- PROBLEM TO WORK ON: Every line containing the word "Convert" needs to be found and copied.

(Figure record extracts)
++++++

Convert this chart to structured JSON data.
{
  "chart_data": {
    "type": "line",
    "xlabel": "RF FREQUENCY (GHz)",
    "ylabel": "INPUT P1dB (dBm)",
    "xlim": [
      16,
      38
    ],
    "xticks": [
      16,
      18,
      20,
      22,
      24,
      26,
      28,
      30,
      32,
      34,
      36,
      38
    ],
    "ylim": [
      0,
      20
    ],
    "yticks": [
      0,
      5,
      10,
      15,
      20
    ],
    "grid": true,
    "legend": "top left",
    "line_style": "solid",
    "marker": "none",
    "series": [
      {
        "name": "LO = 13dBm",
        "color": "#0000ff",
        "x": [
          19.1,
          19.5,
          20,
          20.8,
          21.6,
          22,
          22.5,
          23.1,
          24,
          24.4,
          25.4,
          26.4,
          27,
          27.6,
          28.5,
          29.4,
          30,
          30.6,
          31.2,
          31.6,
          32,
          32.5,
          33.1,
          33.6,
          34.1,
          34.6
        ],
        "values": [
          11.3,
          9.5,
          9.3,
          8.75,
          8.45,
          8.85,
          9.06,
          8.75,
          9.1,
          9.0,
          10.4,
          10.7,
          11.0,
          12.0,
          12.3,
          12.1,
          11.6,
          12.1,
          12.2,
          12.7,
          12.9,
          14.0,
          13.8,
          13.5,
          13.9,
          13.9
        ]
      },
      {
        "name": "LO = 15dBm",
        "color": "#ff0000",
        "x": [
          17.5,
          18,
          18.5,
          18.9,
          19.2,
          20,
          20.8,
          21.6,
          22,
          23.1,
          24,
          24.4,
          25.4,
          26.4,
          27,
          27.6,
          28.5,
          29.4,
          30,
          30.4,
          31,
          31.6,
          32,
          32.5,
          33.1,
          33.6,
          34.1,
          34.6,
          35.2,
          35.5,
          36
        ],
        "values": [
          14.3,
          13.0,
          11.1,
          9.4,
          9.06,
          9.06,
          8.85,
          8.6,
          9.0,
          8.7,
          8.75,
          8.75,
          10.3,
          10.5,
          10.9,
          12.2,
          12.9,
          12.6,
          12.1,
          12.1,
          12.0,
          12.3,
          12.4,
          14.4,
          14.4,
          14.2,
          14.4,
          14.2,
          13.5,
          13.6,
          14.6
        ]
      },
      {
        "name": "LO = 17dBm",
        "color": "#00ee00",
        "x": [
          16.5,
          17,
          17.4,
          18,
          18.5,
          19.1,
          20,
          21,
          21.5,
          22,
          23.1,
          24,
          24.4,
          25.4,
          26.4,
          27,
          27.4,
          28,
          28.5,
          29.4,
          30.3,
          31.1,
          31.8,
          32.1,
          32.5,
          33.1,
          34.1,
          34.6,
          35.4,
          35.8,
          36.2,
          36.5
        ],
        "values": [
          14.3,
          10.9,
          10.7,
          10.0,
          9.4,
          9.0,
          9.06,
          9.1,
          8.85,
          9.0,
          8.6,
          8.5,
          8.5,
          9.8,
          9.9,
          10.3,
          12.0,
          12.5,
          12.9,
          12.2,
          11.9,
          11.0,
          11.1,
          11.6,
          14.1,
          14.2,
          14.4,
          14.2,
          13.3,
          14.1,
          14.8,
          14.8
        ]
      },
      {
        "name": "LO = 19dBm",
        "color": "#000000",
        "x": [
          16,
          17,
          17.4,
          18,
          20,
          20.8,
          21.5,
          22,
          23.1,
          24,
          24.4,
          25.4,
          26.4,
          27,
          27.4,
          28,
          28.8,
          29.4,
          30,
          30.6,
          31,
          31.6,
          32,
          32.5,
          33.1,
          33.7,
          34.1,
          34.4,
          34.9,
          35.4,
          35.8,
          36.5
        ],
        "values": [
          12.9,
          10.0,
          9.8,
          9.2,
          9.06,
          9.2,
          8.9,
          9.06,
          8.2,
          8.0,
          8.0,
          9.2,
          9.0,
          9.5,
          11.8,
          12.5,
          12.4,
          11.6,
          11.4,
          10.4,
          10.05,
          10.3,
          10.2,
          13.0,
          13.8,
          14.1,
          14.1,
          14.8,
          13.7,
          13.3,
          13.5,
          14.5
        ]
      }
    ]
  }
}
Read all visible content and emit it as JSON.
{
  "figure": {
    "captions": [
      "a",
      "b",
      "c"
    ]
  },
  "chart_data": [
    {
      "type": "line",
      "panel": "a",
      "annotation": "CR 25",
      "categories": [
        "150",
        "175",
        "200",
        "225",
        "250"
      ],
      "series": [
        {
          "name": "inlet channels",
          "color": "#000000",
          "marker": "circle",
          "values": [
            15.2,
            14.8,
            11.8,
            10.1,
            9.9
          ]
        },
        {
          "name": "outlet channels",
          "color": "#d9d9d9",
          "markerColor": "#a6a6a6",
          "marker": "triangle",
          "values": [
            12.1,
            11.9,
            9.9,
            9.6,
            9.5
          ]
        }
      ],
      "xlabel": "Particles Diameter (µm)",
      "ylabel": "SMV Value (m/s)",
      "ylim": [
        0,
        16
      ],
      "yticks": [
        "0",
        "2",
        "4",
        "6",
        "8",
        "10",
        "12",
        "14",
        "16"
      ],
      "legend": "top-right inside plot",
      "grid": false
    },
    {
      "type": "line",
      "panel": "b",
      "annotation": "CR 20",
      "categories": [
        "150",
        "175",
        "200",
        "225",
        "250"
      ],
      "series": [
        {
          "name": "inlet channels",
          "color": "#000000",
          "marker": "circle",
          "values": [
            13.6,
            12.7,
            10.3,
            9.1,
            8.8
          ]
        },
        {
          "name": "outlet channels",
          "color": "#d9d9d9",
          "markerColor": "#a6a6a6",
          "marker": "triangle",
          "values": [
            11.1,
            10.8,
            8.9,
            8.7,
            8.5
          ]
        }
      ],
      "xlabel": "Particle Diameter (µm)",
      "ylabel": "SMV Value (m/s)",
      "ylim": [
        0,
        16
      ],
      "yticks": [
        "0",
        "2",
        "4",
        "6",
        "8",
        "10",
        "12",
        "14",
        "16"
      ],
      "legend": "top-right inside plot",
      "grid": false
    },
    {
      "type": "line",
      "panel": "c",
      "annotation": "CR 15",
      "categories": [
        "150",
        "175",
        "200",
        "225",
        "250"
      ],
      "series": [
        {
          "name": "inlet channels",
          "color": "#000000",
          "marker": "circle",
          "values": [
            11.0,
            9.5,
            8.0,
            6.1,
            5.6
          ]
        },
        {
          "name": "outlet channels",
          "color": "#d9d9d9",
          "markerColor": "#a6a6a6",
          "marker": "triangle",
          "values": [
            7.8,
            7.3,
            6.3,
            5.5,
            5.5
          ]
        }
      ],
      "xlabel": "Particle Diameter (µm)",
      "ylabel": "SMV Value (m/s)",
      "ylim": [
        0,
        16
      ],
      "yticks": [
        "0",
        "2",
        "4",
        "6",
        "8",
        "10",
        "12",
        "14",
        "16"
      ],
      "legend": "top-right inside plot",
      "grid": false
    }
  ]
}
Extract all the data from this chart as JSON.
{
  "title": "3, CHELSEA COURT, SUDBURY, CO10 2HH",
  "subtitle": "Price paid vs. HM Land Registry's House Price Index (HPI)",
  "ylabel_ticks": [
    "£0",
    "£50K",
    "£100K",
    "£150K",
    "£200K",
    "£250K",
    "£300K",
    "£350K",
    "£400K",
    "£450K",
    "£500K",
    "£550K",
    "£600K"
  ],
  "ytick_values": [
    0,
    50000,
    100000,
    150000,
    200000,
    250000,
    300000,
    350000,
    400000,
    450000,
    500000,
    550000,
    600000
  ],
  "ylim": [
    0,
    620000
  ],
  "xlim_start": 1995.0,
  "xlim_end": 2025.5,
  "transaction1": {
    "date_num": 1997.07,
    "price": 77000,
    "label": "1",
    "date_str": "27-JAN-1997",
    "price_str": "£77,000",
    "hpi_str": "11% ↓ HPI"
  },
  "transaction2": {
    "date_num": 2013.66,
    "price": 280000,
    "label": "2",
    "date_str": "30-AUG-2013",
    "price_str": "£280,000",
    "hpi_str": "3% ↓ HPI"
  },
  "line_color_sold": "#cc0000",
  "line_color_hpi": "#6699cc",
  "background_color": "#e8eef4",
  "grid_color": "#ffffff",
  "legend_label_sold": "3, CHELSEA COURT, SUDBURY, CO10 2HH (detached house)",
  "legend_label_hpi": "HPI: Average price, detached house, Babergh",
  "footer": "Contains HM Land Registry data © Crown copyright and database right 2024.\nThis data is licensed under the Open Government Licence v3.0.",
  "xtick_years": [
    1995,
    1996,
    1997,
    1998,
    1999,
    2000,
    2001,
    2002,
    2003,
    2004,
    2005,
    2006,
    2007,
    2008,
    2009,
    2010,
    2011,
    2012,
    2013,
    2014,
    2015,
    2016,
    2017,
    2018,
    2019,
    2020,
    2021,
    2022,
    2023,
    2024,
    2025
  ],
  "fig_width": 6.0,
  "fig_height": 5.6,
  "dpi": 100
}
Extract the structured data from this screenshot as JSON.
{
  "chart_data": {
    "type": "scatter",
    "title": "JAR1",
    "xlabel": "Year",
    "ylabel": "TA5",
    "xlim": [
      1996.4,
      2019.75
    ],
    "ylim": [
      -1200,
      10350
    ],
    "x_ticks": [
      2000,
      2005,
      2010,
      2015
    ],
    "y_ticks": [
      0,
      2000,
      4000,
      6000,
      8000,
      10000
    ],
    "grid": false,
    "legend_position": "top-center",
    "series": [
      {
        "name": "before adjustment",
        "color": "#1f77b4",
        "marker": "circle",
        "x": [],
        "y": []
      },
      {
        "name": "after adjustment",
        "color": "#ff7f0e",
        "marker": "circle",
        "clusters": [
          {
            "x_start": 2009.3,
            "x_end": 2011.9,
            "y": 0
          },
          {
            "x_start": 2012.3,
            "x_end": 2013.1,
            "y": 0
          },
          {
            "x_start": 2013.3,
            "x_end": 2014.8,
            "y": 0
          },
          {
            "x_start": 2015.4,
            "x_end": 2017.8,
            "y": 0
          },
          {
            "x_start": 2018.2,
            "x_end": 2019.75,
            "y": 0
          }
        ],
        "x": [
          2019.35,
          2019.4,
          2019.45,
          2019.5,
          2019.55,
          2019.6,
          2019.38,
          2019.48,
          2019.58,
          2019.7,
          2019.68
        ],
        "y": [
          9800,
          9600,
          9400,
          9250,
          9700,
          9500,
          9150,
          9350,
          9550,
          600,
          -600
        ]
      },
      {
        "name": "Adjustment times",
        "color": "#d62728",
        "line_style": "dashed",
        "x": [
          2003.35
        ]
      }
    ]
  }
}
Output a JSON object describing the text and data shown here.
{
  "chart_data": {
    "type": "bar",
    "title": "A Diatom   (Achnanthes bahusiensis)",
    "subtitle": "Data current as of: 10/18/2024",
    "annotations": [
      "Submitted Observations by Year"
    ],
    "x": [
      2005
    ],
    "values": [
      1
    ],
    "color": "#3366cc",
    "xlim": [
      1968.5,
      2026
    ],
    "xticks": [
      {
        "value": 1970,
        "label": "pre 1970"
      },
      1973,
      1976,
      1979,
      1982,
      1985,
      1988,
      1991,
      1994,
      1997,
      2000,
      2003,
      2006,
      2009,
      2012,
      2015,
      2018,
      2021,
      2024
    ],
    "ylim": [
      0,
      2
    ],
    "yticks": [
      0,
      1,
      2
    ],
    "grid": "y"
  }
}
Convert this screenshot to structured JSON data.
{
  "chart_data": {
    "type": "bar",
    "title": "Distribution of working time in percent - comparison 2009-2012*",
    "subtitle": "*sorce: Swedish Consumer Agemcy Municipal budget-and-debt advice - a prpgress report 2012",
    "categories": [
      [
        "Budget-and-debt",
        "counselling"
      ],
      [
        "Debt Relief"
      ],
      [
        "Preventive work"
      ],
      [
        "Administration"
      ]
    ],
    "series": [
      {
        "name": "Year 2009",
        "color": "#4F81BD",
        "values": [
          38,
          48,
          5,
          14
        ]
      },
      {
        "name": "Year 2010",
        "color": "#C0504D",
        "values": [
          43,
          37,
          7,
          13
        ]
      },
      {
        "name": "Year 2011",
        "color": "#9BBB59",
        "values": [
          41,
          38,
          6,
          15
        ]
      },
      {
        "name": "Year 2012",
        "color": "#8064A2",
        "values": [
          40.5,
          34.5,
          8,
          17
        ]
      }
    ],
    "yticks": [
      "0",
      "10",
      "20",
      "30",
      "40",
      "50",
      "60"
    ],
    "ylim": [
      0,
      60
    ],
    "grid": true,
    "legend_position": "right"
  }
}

++++++

- FINAL ANSWER:
Convert this chart to structured JSON data.
Convert this screenshot to structured JSON data.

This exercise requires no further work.